## AIM
Leave out the pictures and repeat every record exactly.

## ROWS
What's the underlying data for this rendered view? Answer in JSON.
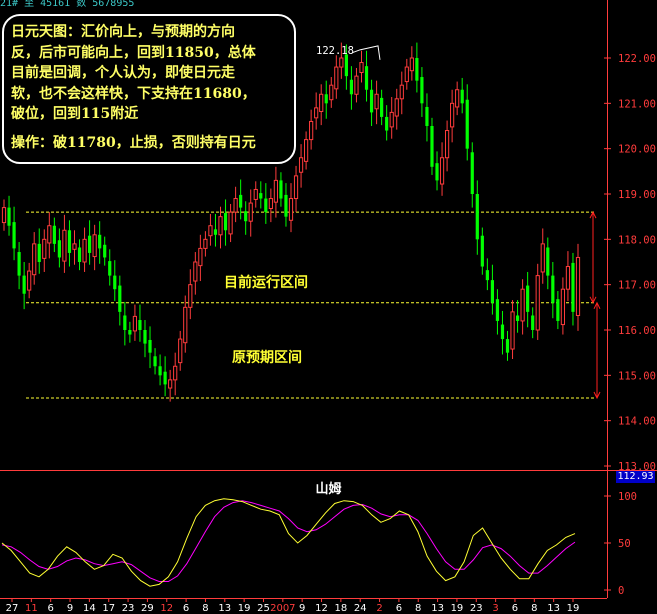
{
  "header_fragment": "21# 至 45161 数 5678955",
  "annotation": {
    "lines": [
      "日元天图：汇价向上，与预期的方向",
      "反，后市可能向上，回到11850，总体",
      "目前是回调，个人认为，即使日元走",
      "软，也不会这样快，下支持在11680，",
      "破位，回到115附近"
    ],
    "operation": "操作：破11780，止损，否则持有日元"
  },
  "zone_labels": {
    "current": "目前运行区间",
    "original": "原预期区间"
  },
  "indicator": {
    "title": "山姆",
    "current_value_box": "112.93",
    "ticks": [
      "100",
      "50",
      "0"
    ]
  },
  "colors": {
    "up": "#ff3c3c",
    "down": "#00ff00",
    "dash": "#ffff33",
    "arrow": "#ff2020",
    "axis": "#ff3c3c",
    "k_line": "#ffff33",
    "d_line": "#ff00ff"
  },
  "chart_data": {
    "type": "candlestick",
    "y_ticks": [
      "122.00",
      "121.00",
      "120.00",
      "119.00",
      "118.00",
      "117.00",
      "116.00",
      "115.00",
      "114.00",
      "113.00"
    ],
    "ylim": [
      113.0,
      122.6
    ],
    "high_annotation": "122.18",
    "support_levels": [
      118.6,
      116.6,
      114.5
    ],
    "x_tick_labels": [
      {
        "t": "27",
        "c": "w"
      },
      {
        "t": "11",
        "c": "r"
      },
      {
        "t": "6",
        "c": "w"
      },
      {
        "t": "9",
        "c": "w"
      },
      {
        "t": "14",
        "c": "w"
      },
      {
        "t": "17",
        "c": "w"
      },
      {
        "t": "23",
        "c": "w"
      },
      {
        "t": "29",
        "c": "w"
      },
      {
        "t": "12",
        "c": "r"
      },
      {
        "t": "6",
        "c": "w"
      },
      {
        "t": "8",
        "c": "w"
      },
      {
        "t": "13",
        "c": "w"
      },
      {
        "t": "19",
        "c": "w"
      },
      {
        "t": "25",
        "c": "w"
      },
      {
        "t": "2007",
        "c": "r"
      },
      {
        "t": "9",
        "c": "w"
      },
      {
        "t": "12",
        "c": "w"
      },
      {
        "t": "18",
        "c": "w"
      },
      {
        "t": "24",
        "c": "w"
      },
      {
        "t": "2",
        "c": "r"
      },
      {
        "t": "6",
        "c": "w"
      },
      {
        "t": "8",
        "c": "w"
      },
      {
        "t": "13",
        "c": "w"
      },
      {
        "t": "19",
        "c": "w"
      },
      {
        "t": "23",
        "c": "w"
      },
      {
        "t": "3",
        "c": "r"
      },
      {
        "t": "6",
        "c": "w"
      },
      {
        "t": "8",
        "c": "w"
      },
      {
        "t": "13",
        "c": "w"
      },
      {
        "t": "19",
        "c": "w"
      }
    ],
    "closes": [
      118.7,
      118.3,
      117.8,
      117.2,
      116.8,
      117.3,
      117.9,
      117.5,
      118.0,
      118.3,
      117.9,
      117.6,
      118.2,
      117.7,
      117.9,
      117.5,
      118.0,
      117.7,
      118.1,
      117.8,
      117.6,
      117.2,
      116.9,
      116.4,
      116.0,
      115.9,
      116.3,
      116.0,
      115.7,
      115.5,
      115.2,
      115.0,
      114.8,
      114.9,
      115.2,
      115.8,
      116.5,
      117.0,
      117.5,
      117.8,
      118.0,
      118.3,
      118.1,
      118.5,
      118.2,
      118.6,
      118.9,
      118.7,
      118.4,
      118.8,
      119.1,
      118.9,
      118.6,
      118.9,
      119.3,
      118.9,
      118.5,
      118.9,
      119.4,
      119.8,
      120.2,
      120.6,
      120.9,
      121.2,
      121.0,
      121.4,
      121.8,
      122.0,
      121.6,
      121.2,
      121.6,
      121.9,
      121.3,
      120.8,
      121.2,
      120.7,
      120.4,
      120.8,
      121.1,
      121.4,
      121.8,
      122.0,
      121.5,
      121.0,
      120.5,
      119.6,
      119.3,
      119.8,
      120.4,
      121.0,
      121.3,
      121.0,
      120.0,
      119.0,
      118.0,
      117.4,
      117.1,
      116.6,
      116.2,
      115.8,
      115.5,
      116.4,
      116.2,
      116.9,
      116.4,
      116.0,
      117.2,
      117.9,
      117.2,
      116.6,
      116.2,
      116.9,
      117.4,
      116.4,
      117.6
    ],
    "sam_k": [
      50,
      42,
      30,
      18,
      14,
      22,
      36,
      46,
      40,
      30,
      22,
      26,
      38,
      34,
      20,
      10,
      4,
      6,
      14,
      30,
      55,
      78,
      90,
      95,
      97,
      96,
      94,
      90,
      86,
      84,
      80,
      60,
      50,
      58,
      70,
      82,
      92,
      95,
      94,
      90,
      80,
      72,
      76,
      84,
      80,
      62,
      36,
      20,
      10,
      14,
      30,
      58,
      66,
      50,
      34,
      22,
      12,
      12,
      28,
      42,
      48,
      56,
      60
    ],
    "sam_d": [
      48,
      46,
      40,
      32,
      25,
      22,
      25,
      31,
      34,
      32,
      28,
      26,
      28,
      30,
      27,
      20,
      13,
      9,
      9,
      15,
      28,
      45,
      62,
      78,
      88,
      93,
      95,
      93,
      90,
      87,
      84,
      76,
      66,
      62,
      64,
      70,
      78,
      86,
      90,
      91,
      87,
      81,
      78,
      80,
      80,
      74,
      60,
      44,
      30,
      22,
      22,
      32,
      45,
      48,
      44,
      36,
      26,
      18,
      18,
      26,
      35,
      44,
      51
    ]
  }
}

## RESPONSE TO THE TASK
What's the underlying data for this rendered view? Answer in JSON.
{
  "header_fragment": "21# 至 45161 数 5678955",
  "annotation": {
    "lines": [
      "日元天图：汇价向上，与预期的方向",
      "反，后市可能向上，回到11850，总体",
      "目前是回调，个人认为，即使日元走",
      "软，也不会这样快，下支持在11680，",
      "破位，回到115附近"
    ],
    "operation": "操作：破11780，止损，否则持有日元"
  },
  "zone_labels": {
    "current": "目前运行区间",
    "original": "原预期区间"
  },
  "indicator": {
    "title": "山姆",
    "current_value_box": "112.93",
    "ticks": [
      "100",
      "50",
      "0"
    ]
  },
  "colors": {
    "up": "#ff3c3c",
    "down": "#00ff00",
    "dash": "#ffff33",
    "arrow": "#ff2020",
    "axis": "#ff3c3c",
    "k_line": "#ffff33",
    "d_line": "#ff00ff"
  },
  "chart_data": {
    "type": "candlestick",
    "y_ticks": [
      "122.00",
      "121.00",
      "120.00",
      "119.00",
      "118.00",
      "117.00",
      "116.00",
      "115.00",
      "114.00",
      "113.00"
    ],
    "ylim": [
      113.0,
      122.6
    ],
    "high_annotation": "122.18",
    "support_levels": [
      118.6,
      116.6,
      114.5
    ],
    "x_tick_labels": [
      {
        "t": "27",
        "c": "w"
      },
      {
        "t": "11",
        "c": "r"
      },
      {
        "t": "6",
        "c": "w"
      },
      {
        "t": "9",
        "c": "w"
      },
      {
        "t": "14",
        "c": "w"
      },
      {
        "t": "17",
        "c": "w"
      },
      {
        "t": "23",
        "c": "w"
      },
      {
        "t": "29",
        "c": "w"
      },
      {
        "t": "12",
        "c": "r"
      },
      {
        "t": "6",
        "c": "w"
      },
      {
        "t": "8",
        "c": "w"
      },
      {
        "t": "13",
        "c": "w"
      },
      {
        "t": "19",
        "c": "w"
      },
      {
        "t": "25",
        "c": "w"
      },
      {
        "t": "2007",
        "c": "r"
      },
      {
        "t": "9",
        "c": "w"
      },
      {
        "t": "12",
        "c": "w"
      },
      {
        "t": "18",
        "c": "w"
      },
      {
        "t": "24",
        "c": "w"
      },
      {
        "t": "2",
        "c": "r"
      },
      {
        "t": "6",
        "c": "w"
      },
      {
        "t": "8",
        "c": "w"
      },
      {
        "t": "13",
        "c": "w"
      },
      {
        "t": "19",
        "c": "w"
      },
      {
        "t": "23",
        "c": "w"
      },
      {
        "t": "3",
        "c": "r"
      },
      {
        "t": "6",
        "c": "w"
      },
      {
        "t": "8",
        "c": "w"
      },
      {
        "t": "13",
        "c": "w"
      },
      {
        "t": "19",
        "c": "w"
      }
    ],
    "closes": [
      118.7,
      118.3,
      117.8,
      117.2,
      116.8,
      117.3,
      117.9,
      117.5,
      118.0,
      118.3,
      117.9,
      117.6,
      118.2,
      117.7,
      117.9,
      117.5,
      118.0,
      117.7,
      118.1,
      117.8,
      117.6,
      117.2,
      116.9,
      116.4,
      116.0,
      115.9,
      116.3,
      116.0,
      115.7,
      115.5,
      115.2,
      115.0,
      114.8,
      114.9,
      115.2,
      115.8,
      116.5,
      117.0,
      117.5,
      117.8,
      118.0,
      118.3,
      118.1,
      118.5,
      118.2,
      118.6,
      118.9,
      118.7,
      118.4,
      118.8,
      119.1,
      118.9,
      118.6,
      118.9,
      119.3,
      118.9,
      118.5,
      118.9,
      119.4,
      119.8,
      120.2,
      120.6,
      120.9,
      121.2,
      121.0,
      121.4,
      121.8,
      122.0,
      121.6,
      121.2,
      121.6,
      121.9,
      121.3,
      120.8,
      121.2,
      120.7,
      120.4,
      120.8,
      121.1,
      121.4,
      121.8,
      122.0,
      121.5,
      121.0,
      120.5,
      119.6,
      119.3,
      119.8,
      120.4,
      121.0,
      121.3,
      121.0,
      120.0,
      119.0,
      118.0,
      117.4,
      117.1,
      116.6,
      116.2,
      115.8,
      115.5,
      116.4,
      116.2,
      116.9,
      116.4,
      116.0,
      117.2,
      117.9,
      117.2,
      116.6,
      116.2,
      116.9,
      117.4,
      116.4,
      117.6
    ],
    "sam_k": [
      50,
      42,
      30,
      18,
      14,
      22,
      36,
      46,
      40,
      30,
      22,
      26,
      38,
      34,
      20,
      10,
      4,
      6,
      14,
      30,
      55,
      78,
      90,
      95,
      97,
      96,
      94,
      90,
      86,
      84,
      80,
      60,
      50,
      58,
      70,
      82,
      92,
      95,
      94,
      90,
      80,
      72,
      76,
      84,
      80,
      62,
      36,
      20,
      10,
      14,
      30,
      58,
      66,
      50,
      34,
      22,
      12,
      12,
      28,
      42,
      48,
      56,
      60
    ],
    "sam_d": [
      48,
      46,
      40,
      32,
      25,
      22,
      25,
      31,
      34,
      32,
      28,
      26,
      28,
      30,
      27,
      20,
      13,
      9,
      9,
      15,
      28,
      45,
      62,
      78,
      88,
      93,
      95,
      93,
      90,
      87,
      84,
      76,
      66,
      62,
      64,
      70,
      78,
      86,
      90,
      91,
      87,
      81,
      78,
      80,
      80,
      74,
      60,
      44,
      30,
      22,
      22,
      32,
      45,
      48,
      44,
      36,
      26,
      18,
      18,
      26,
      35,
      44,
      51
    ]
  }
}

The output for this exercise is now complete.